*TASK GOAL*:
Bring together all lines of the material below that contain the string "screenshot".

*EXERCISE DATA*:

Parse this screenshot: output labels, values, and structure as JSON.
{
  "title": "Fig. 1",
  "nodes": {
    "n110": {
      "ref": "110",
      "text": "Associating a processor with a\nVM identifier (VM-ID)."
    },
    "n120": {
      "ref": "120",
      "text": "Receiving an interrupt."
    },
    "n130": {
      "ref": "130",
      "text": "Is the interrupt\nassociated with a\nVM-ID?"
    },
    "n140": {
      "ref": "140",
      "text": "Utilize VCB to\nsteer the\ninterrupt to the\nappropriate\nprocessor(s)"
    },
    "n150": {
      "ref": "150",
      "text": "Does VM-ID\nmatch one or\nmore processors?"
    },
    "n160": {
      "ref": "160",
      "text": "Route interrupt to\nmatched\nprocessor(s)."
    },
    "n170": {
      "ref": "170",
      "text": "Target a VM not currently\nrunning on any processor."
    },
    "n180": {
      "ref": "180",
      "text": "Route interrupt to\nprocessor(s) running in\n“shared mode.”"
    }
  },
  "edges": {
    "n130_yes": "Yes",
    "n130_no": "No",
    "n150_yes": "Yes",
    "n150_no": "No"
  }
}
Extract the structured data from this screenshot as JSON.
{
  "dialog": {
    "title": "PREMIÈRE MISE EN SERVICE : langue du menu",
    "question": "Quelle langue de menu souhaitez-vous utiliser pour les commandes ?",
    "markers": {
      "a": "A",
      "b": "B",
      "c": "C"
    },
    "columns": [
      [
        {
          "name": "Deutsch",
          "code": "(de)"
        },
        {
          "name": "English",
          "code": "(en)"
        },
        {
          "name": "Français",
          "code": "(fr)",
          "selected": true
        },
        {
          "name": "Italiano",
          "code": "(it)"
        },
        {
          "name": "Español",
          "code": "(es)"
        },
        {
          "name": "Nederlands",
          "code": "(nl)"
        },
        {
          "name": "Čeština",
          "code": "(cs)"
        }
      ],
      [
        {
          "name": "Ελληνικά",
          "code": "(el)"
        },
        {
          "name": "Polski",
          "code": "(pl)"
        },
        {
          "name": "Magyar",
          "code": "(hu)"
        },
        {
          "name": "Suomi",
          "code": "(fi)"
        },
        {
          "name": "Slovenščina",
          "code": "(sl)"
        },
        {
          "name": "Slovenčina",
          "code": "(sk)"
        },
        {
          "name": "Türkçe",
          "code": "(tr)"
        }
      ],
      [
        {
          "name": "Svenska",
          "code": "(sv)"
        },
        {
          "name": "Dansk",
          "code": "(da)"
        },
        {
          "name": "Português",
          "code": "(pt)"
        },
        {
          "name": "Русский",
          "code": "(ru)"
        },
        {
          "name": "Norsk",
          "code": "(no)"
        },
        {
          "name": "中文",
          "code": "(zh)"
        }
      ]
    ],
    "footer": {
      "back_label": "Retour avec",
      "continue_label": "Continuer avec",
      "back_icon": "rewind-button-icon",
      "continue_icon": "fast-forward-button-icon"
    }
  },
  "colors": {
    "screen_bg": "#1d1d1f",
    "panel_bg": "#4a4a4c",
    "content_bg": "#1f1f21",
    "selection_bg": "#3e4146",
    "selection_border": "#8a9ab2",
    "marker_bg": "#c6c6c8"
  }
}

*COMPLETED TASK*:
Parse this screenshot: output labels, values, and structure as JSON.
Extract the structured data from this screenshot as JSON.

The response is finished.